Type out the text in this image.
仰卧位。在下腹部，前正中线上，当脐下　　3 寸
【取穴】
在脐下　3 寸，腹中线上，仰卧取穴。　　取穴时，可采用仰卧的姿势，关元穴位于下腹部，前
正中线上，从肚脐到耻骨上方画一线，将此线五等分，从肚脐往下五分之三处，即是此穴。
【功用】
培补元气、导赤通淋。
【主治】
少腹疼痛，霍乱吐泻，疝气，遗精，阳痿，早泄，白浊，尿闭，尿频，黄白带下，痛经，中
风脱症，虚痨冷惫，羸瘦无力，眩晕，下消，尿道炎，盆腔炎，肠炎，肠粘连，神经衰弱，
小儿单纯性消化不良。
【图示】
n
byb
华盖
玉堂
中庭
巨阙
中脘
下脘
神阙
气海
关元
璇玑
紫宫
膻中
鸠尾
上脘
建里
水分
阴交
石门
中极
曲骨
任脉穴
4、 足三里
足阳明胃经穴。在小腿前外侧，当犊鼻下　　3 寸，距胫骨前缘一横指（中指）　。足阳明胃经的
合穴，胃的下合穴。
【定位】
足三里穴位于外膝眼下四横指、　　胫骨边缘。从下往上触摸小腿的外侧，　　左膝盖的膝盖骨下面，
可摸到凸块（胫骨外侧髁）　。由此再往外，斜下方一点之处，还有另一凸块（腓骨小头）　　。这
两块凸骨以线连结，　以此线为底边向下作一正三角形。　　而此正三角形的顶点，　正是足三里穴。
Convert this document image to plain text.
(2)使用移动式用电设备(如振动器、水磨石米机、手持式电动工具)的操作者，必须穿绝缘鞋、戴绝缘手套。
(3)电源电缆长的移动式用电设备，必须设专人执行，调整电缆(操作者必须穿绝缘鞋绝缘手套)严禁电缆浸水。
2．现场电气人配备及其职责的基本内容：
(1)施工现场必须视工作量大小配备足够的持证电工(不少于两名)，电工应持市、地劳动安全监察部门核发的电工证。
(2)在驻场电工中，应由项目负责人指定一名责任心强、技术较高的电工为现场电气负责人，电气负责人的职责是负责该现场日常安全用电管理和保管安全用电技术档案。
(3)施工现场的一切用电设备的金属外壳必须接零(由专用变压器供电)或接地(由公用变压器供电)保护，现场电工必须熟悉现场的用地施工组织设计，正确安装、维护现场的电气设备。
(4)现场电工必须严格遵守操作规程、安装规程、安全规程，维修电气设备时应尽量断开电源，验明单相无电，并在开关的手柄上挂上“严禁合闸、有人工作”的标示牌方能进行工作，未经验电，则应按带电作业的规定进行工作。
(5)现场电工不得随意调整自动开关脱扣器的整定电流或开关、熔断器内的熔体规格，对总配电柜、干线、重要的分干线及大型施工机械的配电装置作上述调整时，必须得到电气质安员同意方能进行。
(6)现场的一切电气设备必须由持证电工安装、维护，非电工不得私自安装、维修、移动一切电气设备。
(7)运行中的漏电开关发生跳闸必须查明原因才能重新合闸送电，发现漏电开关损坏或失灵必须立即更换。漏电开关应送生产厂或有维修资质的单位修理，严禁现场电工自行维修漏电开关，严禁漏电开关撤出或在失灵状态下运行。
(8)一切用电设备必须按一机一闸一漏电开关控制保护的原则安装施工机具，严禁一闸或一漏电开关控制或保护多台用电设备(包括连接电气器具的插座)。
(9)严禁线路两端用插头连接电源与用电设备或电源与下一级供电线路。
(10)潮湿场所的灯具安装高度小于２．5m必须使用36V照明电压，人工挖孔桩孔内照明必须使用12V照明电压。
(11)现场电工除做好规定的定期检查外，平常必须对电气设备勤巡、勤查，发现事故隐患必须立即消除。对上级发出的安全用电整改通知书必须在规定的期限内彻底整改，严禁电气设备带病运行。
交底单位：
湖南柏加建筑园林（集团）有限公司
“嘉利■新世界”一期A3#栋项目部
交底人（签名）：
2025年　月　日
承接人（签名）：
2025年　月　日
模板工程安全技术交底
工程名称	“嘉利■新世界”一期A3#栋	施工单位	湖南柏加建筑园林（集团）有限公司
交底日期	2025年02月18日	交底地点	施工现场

Exercise prompt:
All of the material above needs to be retyped word for word.

Worked answer:
Type out the text in this image.
仰卧位。在下腹部，前正中线上，当脐下　　3 寸
【取穴】
在脐下　3 寸，腹中线上，仰卧取穴。　　取穴时，可采用仰卧的姿势，关元穴位于下腹部，前
正中线上，从肚脐到耻骨上方画一线，将此线五等分，从肚脐往下五分之三处，即是此穴。
【功用】
培补元气、导赤通淋。
【主治】
少腹疼痛，霍乱吐泻，疝气，遗精，阳痿，早泄，白浊，尿闭，尿频，黄白带下，痛经，中
风脱症，虚痨冷惫，羸瘦无力，眩晕，下消，尿道炎，盆腔炎，肠炎，肠粘连，神经衰弱，
小儿单纯性消化不良。
【图示】
n
byb
华盖
玉堂
中庭
巨阙
中脘
下脘
神阙
气海
关元
璇玑
紫宫
膻中
鸠尾
上脘
建里
水分
阴交
石门
中极
曲骨
任脉穴
4、 足三里
足阳明胃经穴。在小腿前外侧，当犊鼻下　　3 寸，距胫骨前缘一横指（中指）　。足阳明胃经的
合穴，胃的下合穴。
【定位】
足三里穴位于外膝眼下四横指、　　胫骨边缘。从下往上触摸小腿的外侧，　　左膝盖的膝盖骨下面，
可摸到凸块（胫骨外侧髁）　。由此再往外，斜下方一点之处，还有另一凸块（腓骨小头）　　。这
两块凸骨以线连结，　以此线为底边向下作一正三角形。　　而此正三角形的顶点，　正是足三里穴。
Convert this document image to plain text.
(2)使用移动式用电设备(如振动器、水磨石米机、手持式电动工具)的操作者，必须穿绝缘鞋、戴绝缘手套。
(3)电源电缆长的移动式用电设备，必须设专人执行，调整电缆(操作者必须穿绝缘鞋绝缘手套)严禁电缆浸水。
2．现场电气人配备及其职责的基本内容：
(1)施工现场必须视工作量大小配备足够的持证电工(不少于两名)，电工应持市、地劳动安全监察部门核发的电工证。
(2)在驻场电工中，应由项目负责人指定一名责任心强、技术较高的电工为现场电气负责人，电气负责人的职责是负责该现场日常安全用电管理和保管安全用电技术档案。
(3)施工现场的一切用电设备的金属外壳必须接零(由专用变压器供电)或接地(由公用变压器供电)保护，现场电工必须熟悉现场的用地施工组织设计，正确安装、维护现场的电气设备。
(4)现场电工必须严格遵守操作规程、安装规程、安全规程，维修电气设备时应尽量断开电源，验明单相无电，并在开关的手柄上挂上“严禁合闸、有人工作”的标示牌方能进行工作，未经验电，则应按带电作业的规定进行工作。
(5)现场电工不得随意调整自动开关脱扣器的整定电流或开关、熔断器内的熔体规格，对总配电柜、干线、重要的分干线及大型施工机械的配电装置作上述调整时，必须得到电气质安员同意方能进行。
(6)现场的一切电气设备必须由持证电工安装、维护，非电工不得私自安装、维修、移动一切电气设备。
(7)运行中的漏电开关发生跳闸必须查明原因才能重新合闸送电，发现漏电开关损坏或失灵必须立即更换。漏电开关应送生产厂或有维修资质的单位修理，严禁现场电工自行维修漏电开关，严禁漏电开关撤出或在失灵状态下运行。
(8)一切用电设备必须按一机一闸一漏电开关控制保护的原则安装施工机具，严禁一闸或一漏电开关控制或保护多台用电设备(包括连接电气器具的插座)。
(9)严禁线路两端用插头连接电源与用电设备或电源与下一级供电线路。
(10)潮湿场所的灯具安装高度小于２．5m必须使用36V照明电压，人工挖孔桩孔内照明必须使用12V照明电压。
(11)现场电工除做好规定的定期检查外，平常必须对电气设备勤巡、勤查，发现事故隐患必须立即消除。对上级发出的安全用电整改通知书必须在规定的期限内彻底整改，严禁电气设备带病运行。
交底单位：
湖南柏加建筑园林（集团）有限公司
“嘉利■新世界”一期A3#栋项目部
交底人（签名）：
2025年　月　日
承接人（签名）：
2025年　月　日
模板工程安全技术交底
工程名称	“嘉利■新世界”一期A3#栋	施工单位	湖南柏加建筑园林（集团）有限公司
交底日期	2025年02月18日	交底地点	施工现场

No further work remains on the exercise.